Stated exercise: What lines of the data hold the string "stałych"? Pull each one out.

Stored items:
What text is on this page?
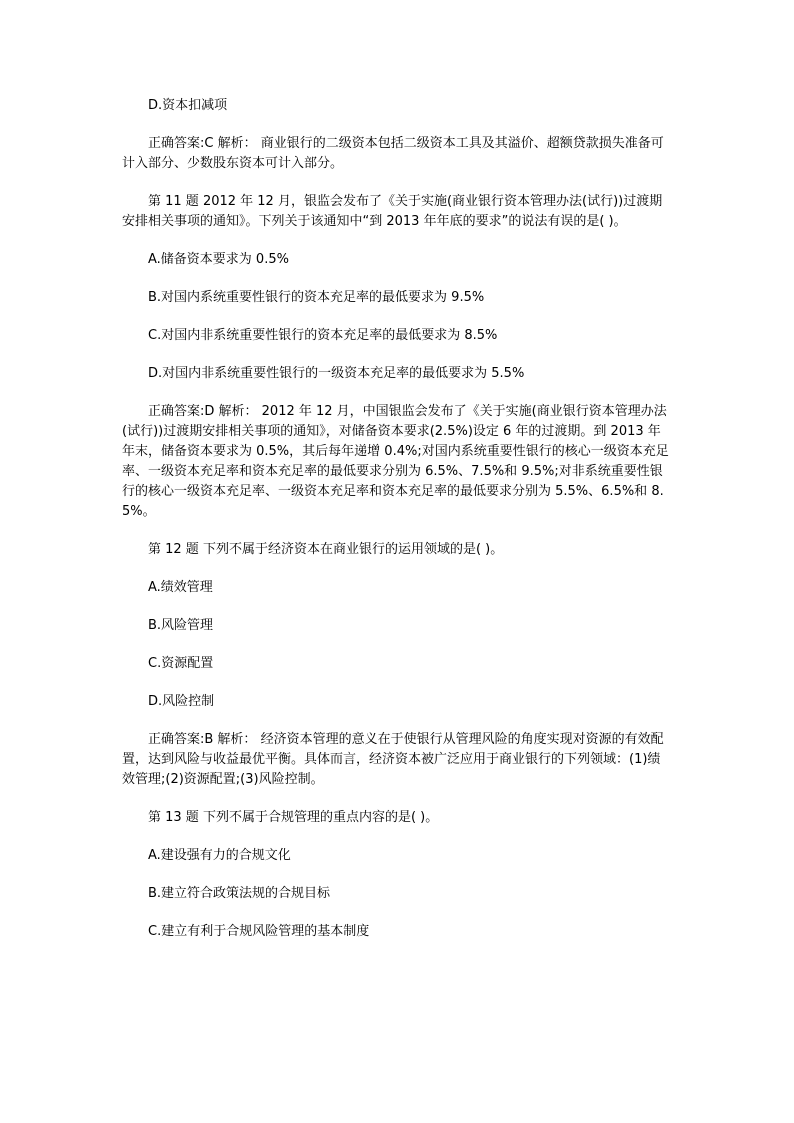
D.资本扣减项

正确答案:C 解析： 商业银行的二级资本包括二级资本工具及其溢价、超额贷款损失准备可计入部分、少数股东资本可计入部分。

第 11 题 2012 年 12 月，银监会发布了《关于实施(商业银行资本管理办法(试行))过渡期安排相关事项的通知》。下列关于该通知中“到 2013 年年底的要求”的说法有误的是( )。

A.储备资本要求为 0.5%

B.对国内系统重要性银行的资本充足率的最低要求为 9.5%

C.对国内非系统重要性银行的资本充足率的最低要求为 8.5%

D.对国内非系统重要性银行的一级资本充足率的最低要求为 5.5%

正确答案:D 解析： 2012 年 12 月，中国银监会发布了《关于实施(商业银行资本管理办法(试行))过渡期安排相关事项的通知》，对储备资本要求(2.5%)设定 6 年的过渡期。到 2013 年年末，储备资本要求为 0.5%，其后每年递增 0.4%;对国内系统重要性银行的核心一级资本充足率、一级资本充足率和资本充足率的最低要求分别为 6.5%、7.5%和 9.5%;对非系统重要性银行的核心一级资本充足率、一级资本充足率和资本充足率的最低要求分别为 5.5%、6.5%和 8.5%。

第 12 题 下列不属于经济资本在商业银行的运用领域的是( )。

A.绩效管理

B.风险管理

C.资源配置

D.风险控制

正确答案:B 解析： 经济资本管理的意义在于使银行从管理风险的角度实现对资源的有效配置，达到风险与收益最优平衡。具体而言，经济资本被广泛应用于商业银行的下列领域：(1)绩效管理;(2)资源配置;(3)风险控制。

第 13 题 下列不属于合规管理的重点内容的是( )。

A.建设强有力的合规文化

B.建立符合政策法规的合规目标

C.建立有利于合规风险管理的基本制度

--

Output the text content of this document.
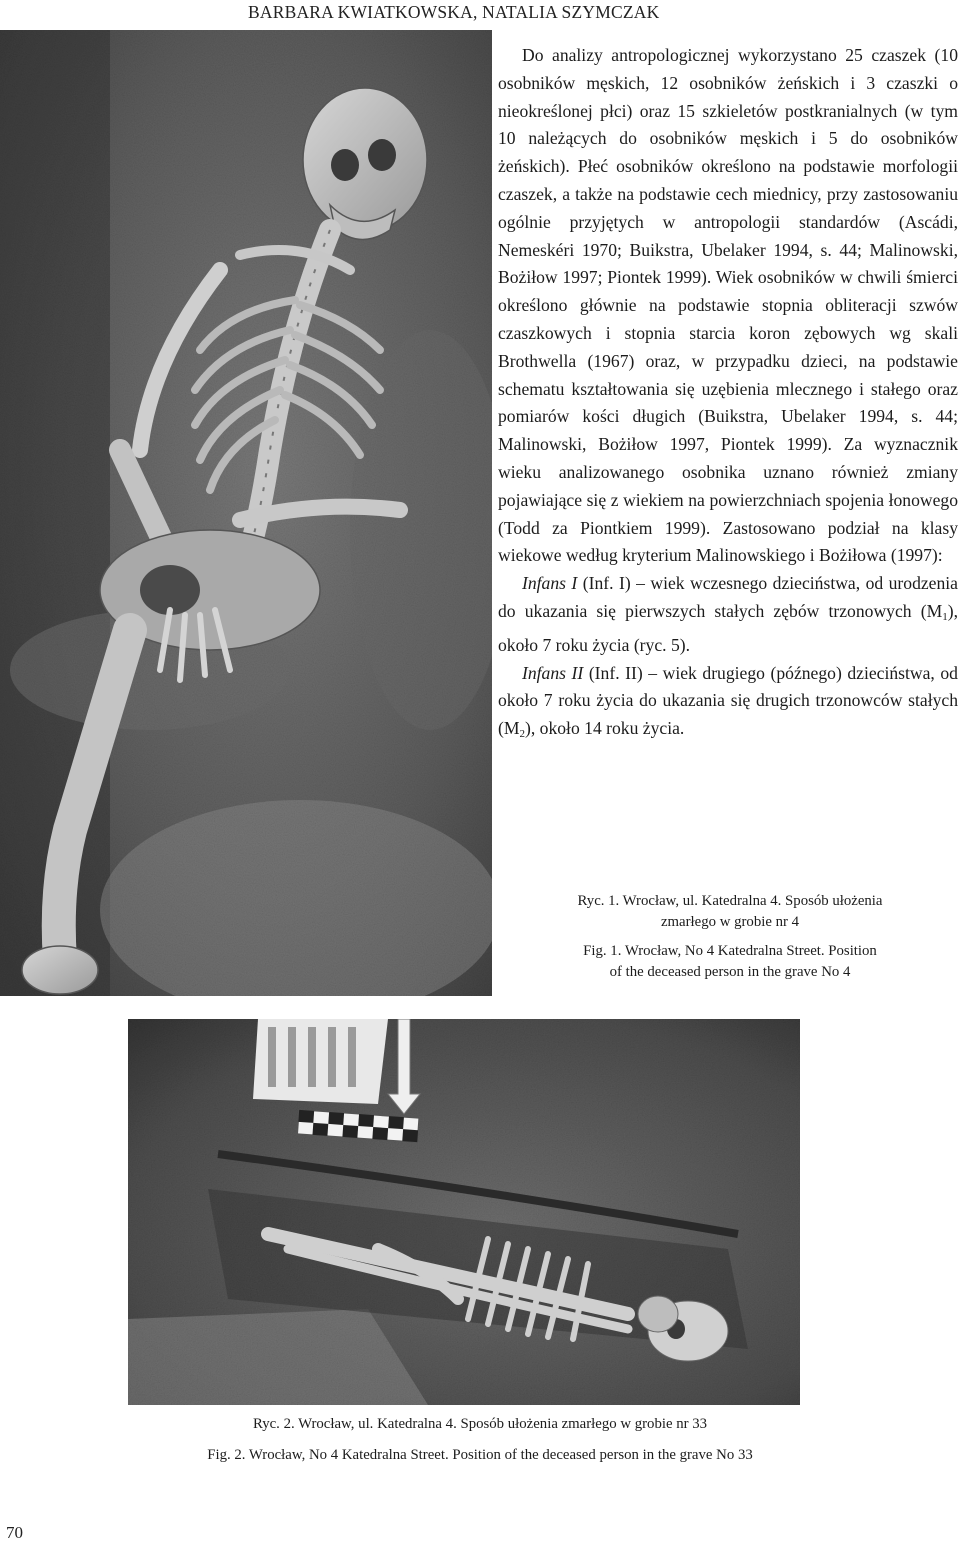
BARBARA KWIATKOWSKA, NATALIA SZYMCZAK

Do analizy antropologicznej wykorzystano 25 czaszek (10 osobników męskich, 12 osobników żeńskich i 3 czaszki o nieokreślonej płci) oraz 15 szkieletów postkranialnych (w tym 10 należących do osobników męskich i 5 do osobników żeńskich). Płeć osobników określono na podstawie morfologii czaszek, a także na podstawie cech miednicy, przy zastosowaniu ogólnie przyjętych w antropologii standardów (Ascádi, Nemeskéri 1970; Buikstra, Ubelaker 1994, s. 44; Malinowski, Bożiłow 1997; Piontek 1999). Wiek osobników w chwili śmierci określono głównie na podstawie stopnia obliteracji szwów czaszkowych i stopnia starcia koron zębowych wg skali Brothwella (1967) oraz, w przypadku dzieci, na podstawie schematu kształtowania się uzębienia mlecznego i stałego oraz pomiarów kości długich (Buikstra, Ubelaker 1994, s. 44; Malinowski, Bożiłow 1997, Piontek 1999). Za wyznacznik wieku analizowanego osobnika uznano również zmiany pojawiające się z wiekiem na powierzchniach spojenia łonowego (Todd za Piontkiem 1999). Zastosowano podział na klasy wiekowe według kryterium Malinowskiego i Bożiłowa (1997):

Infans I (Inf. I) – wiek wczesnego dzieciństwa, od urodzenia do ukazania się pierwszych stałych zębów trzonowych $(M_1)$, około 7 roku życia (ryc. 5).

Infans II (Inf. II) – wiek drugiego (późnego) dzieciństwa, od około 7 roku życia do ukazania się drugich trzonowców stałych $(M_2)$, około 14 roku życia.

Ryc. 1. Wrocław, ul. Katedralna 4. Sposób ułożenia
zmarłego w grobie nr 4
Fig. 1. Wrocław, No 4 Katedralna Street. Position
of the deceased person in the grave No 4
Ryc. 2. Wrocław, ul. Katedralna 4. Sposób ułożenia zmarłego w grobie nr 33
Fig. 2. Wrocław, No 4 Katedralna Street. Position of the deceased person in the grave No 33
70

* * *

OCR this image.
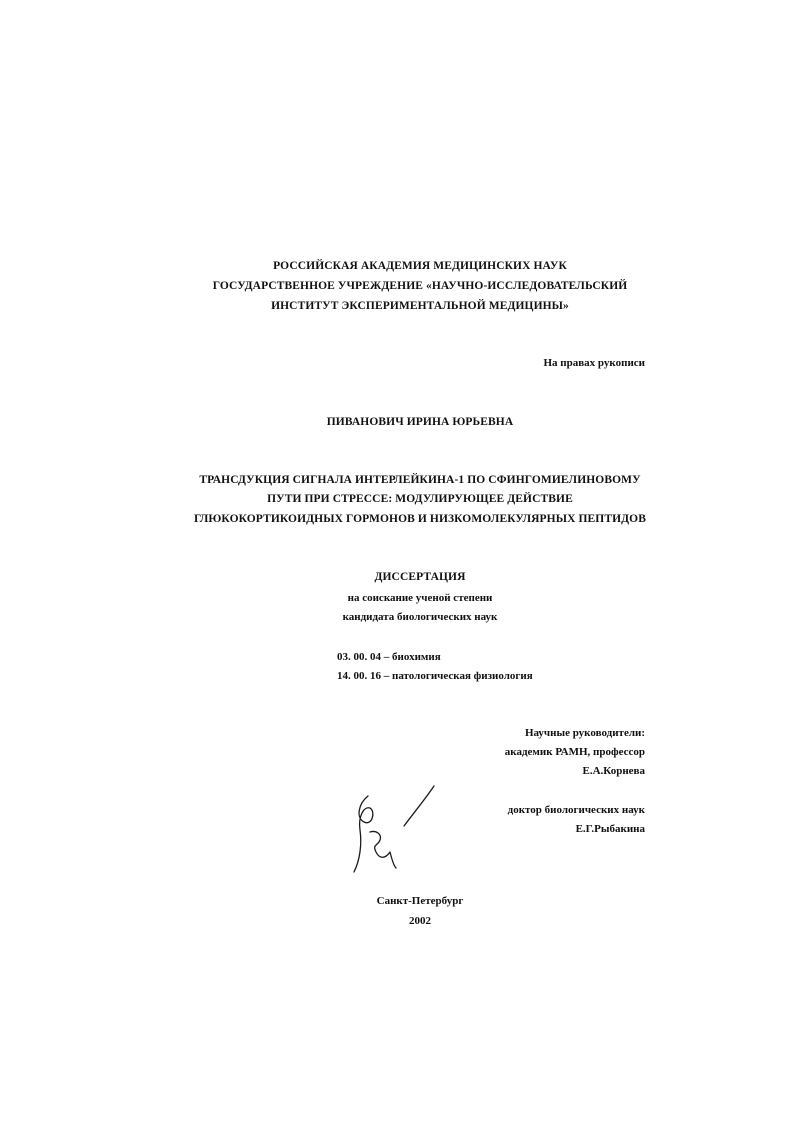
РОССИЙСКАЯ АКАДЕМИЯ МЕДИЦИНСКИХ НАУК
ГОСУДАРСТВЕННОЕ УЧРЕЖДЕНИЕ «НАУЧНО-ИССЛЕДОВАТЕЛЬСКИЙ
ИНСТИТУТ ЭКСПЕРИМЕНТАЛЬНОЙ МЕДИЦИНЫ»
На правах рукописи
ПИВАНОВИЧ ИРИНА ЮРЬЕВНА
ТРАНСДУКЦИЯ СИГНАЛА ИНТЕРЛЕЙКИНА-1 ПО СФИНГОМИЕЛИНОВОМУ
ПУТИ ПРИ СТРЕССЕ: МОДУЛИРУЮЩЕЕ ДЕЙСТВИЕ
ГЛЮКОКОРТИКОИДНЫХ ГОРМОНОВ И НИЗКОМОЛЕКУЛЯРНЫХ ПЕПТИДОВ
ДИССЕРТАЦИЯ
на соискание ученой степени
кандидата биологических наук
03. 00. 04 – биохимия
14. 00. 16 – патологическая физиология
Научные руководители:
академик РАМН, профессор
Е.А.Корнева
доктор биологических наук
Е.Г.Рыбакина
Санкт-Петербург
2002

Answer to the task:
Infans I (Inf. I) – wiek wczesnego dzieciństwa, od urodzenia do ukazania się pierwszych stałych zębów trzonowych $(M_1)$, około 7 roku życia (ryc. 5).
Infans II (Inf. II) – wiek drugiego (późnego) dzieciństwa, od około 7 roku życia do ukazania się drugich trzonowców stałych $(M_2)$, około 14 roku życia.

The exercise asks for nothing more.